Reproduce every entry below precisely; do not include the pictures.

━━ Given records ━━

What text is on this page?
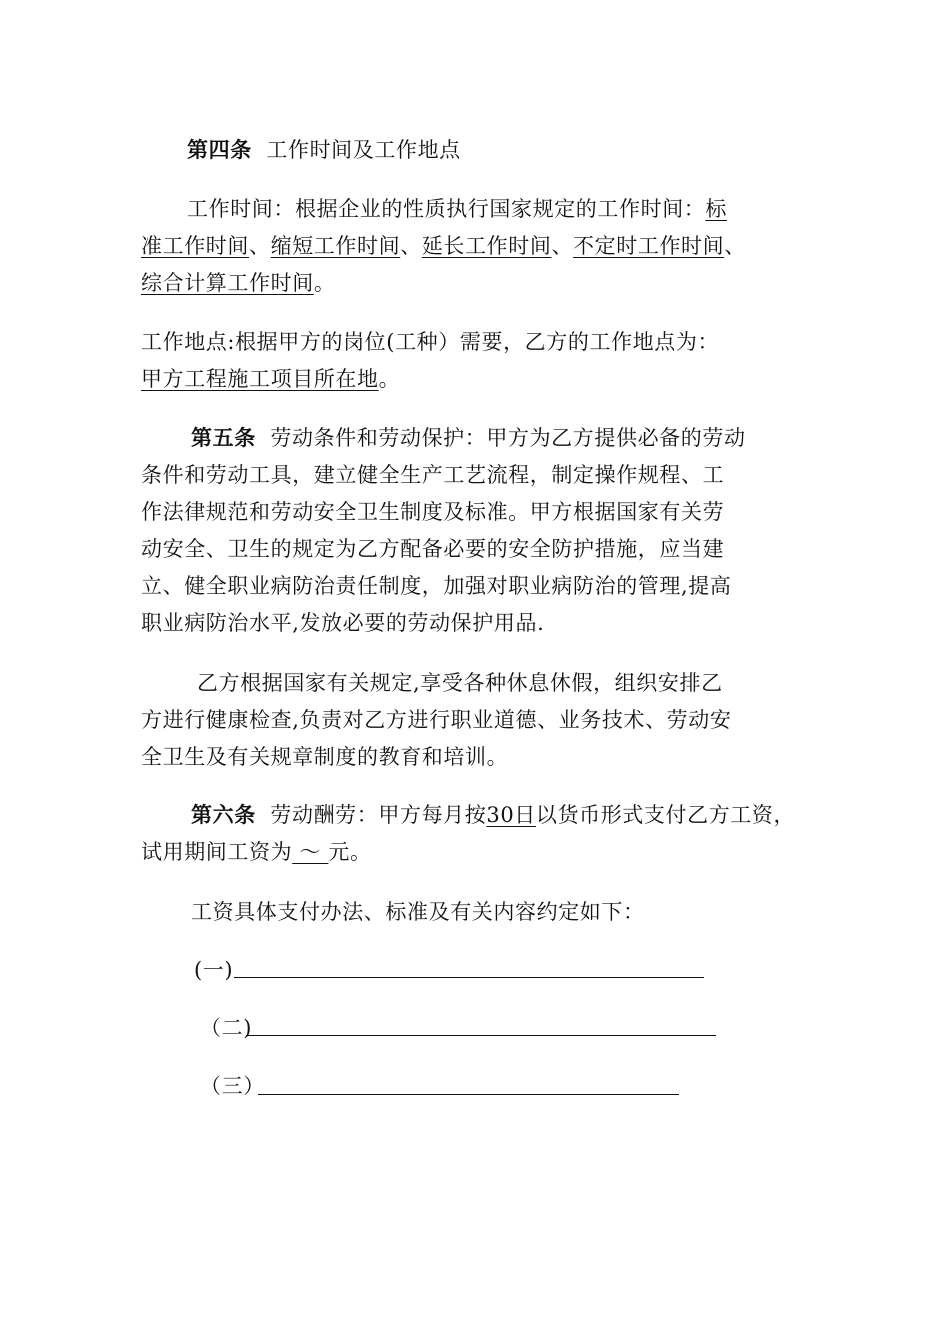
第四条 工作时间及工作地点
工作时间：根据企业的性质执行国家规定的工作时间：标
准工作时间、缩短工作时间、延长工作时间、不定时工作时间、
综合计算工作时间。
工作地点:根据甲方的岗位(工种）需要，乙方的工作地点为：
甲方工程施工项目所在地。
第五条 劳动条件和劳动保护：甲方为乙方提供必备的劳动
条件和劳动工具，建立健全生产工艺流程，制定操作规程、工
作法律规范和劳动安全卫生制度及标准。甲方根据国家有关劳
动安全、卫生的规定为乙方配备必要的安全防护措施，应当建
立、健全职业病防治责任制度，加强对职业病防治的管理,提高
职业病防治水平,发放必要的劳动保护用品.
乙方根据国家有关规定,享受各种休息休假，组织安排乙
方进行健康检查,负责对乙方进行职业道德、业务技术、劳动安
全卫生及有关规章制度的教育和培训。
第六条 劳动酬劳：甲方每月按30日以货币形式支付乙方工资，
试用期间工资为 ～ 元。
工资具体支付办法、标准及有关内容约定如下：
(一)
（二)
（三）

━━━

◆ Result of this task:
What text is on this page?
第四条 工作时间及工作地点
工作时间：根据企业的性质执行国家规定的工作时间：标
准工作时间、缩短工作时间、延长工作时间、不定时工作时间、
综合计算工作时间。
工作地点:根据甲方的岗位(工种）需要，乙方的工作地点为：
甲方工程施工项目所在地。
第五条 劳动条件和劳动保护：甲方为乙方提供必备的劳动
条件和劳动工具，建立健全生产工艺流程，制定操作规程、工
作法律规范和劳动安全卫生制度及标准。甲方根据国家有关劳
动安全、卫生的规定为乙方配备必要的安全防护措施，应当建
立、健全职业病防治责任制度，加强对职业病防治的管理,提高
职业病防治水平,发放必要的劳动保护用品.
乙方根据国家有关规定,享受各种休息休假，组织安排乙
方进行健康检查,负责对乙方进行职业道德、业务技术、劳动安
全卫生及有关规章制度的教育和培训。
第六条 劳动酬劳：甲方每月按30日以货币形式支付乙方工资，
试用期间工资为 ～ 元。
工资具体支付办法、标准及有关内容约定如下：
(一)
（二)
（三）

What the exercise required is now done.